### Records to use ###
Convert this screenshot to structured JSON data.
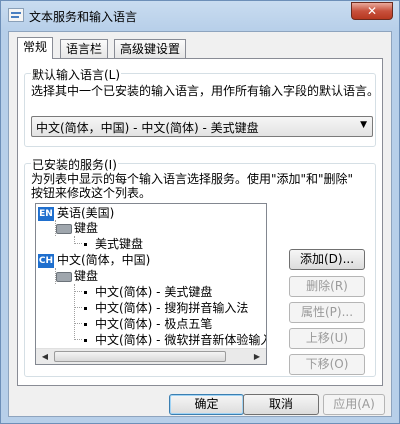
{
  "window": {
    "title": "文本服务和输入语言",
    "close": "✕"
  },
  "tabs": [
    "常规",
    "语言栏",
    "高级键设置"
  ],
  "default_lang": {
    "group_title": "默认输入语言(L)",
    "description": "选择其中一个已安装的输入语言，用作所有输入字段的默认语言。",
    "selected": "中文(简体，中国) - 中文(简体) - 美式键盘"
  },
  "services": {
    "group_title": "已安装的服务(I)",
    "description_line1": "为列表中显示的每个输入语言选择服务。使用\"添加\"和\"删除\"",
    "description_line2": "按钮来修改这个列表。",
    "tree": {
      "lang1": {
        "badge": "EN",
        "label": "英语(美国)",
        "keyboard": "键盘",
        "items": [
          "美式键盘"
        ]
      },
      "lang2": {
        "badge": "CH",
        "label": "中文(简体，中国)",
        "keyboard": "键盘",
        "items": [
          "中文(简体) - 美式键盘",
          "中文(简体) - 搜狗拼音输入法",
          "中文(简体) - 极点五笔",
          "中文(简体) - 微软拼音新体验输入风"
        ]
      }
    },
    "buttons": {
      "add": "添加(D)...",
      "remove": "删除(R)",
      "properties": "属性(P)...",
      "move_up": "上移(U)",
      "move_down": "下移(O)"
    }
  },
  "footer": {
    "ok": "确定",
    "cancel": "取消",
    "apply": "应用(A)"
  },
  "icons": {
    "scroll_left": "◀",
    "scroll_right": "▶",
    "combo_arrow": "▼"
  }
}
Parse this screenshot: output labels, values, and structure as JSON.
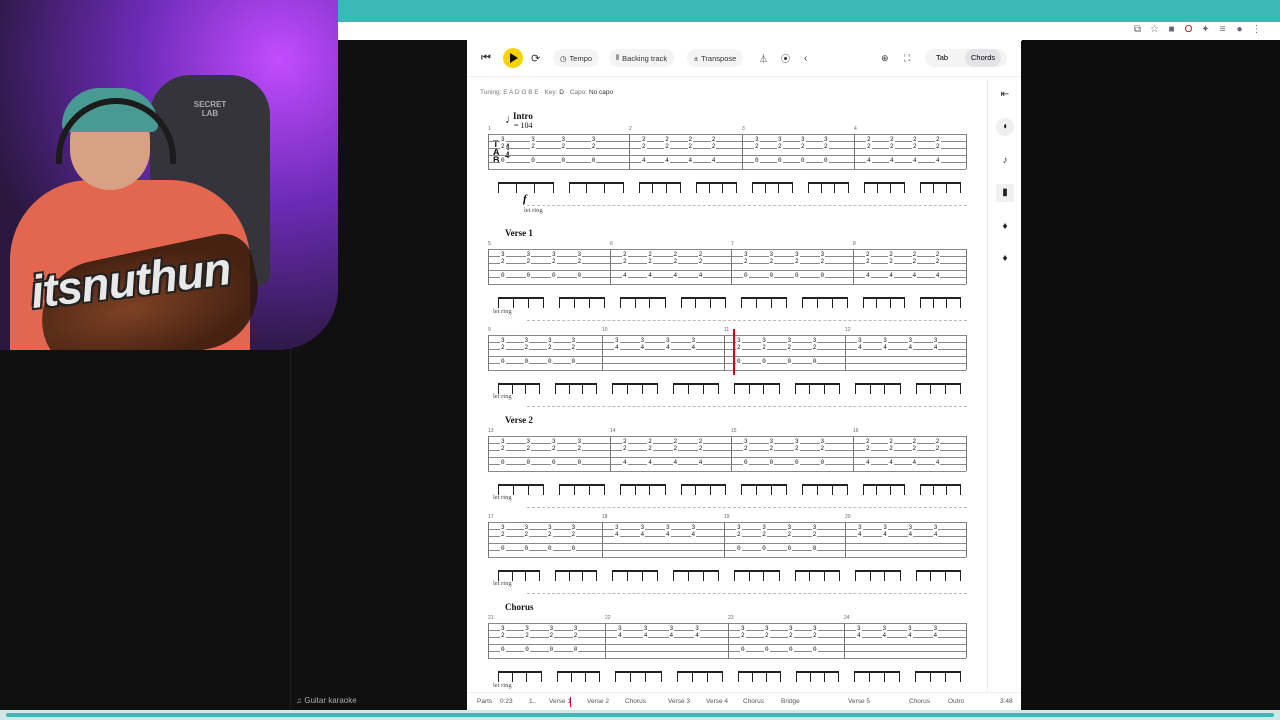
{
  "browser": {
    "icons": [
      "extension-icon",
      "star-icon",
      "profile-icon",
      "opera-icon",
      "extensions-icon",
      "menu-icon"
    ]
  },
  "webcam": {
    "logo": "itsnuthun",
    "chair_brand": "SECRET LAB"
  },
  "left_panel": {
    "karaoke_label": "Guitar karaoke"
  },
  "toolbar": {
    "tempo": "Tempo",
    "backing_track": "Backing track",
    "transpose": "Transpose",
    "tab": "Tab",
    "chords": "Chords"
  },
  "tuning": {
    "label": "Tuning:",
    "value": "E A D G B E",
    "key_label": "Key:",
    "key": "D",
    "capo_label": "Capo:",
    "capo": "No capo"
  },
  "sheet": {
    "intro": "Intro",
    "tempo_value": "= 104",
    "dynamic": "f",
    "let_ring": "let ring",
    "verse1": "Verse 1",
    "verse2": "Verse 2",
    "chorus": "Chorus"
  },
  "footer": {
    "parts": "Parts",
    "time": "0:23",
    "sections": [
      "1..",
      "Verse 1",
      "Verse 2",
      "Chorus",
      "Verse 3",
      "Verse 4",
      "Chorus",
      "Bridge",
      "Verse 5",
      "Chorus",
      "Outro"
    ],
    "duration": "3:48"
  }
}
###
■ Written instruction: Select, from the listing, all lines that include the word "Verse".

■ Result:
    "verse1": "Verse 1",
    "verse2": "Verse 2",
      "Verse 1",
      "Verse 2",
      "Verse 3",
      "Verse 4",
      "Verse 5",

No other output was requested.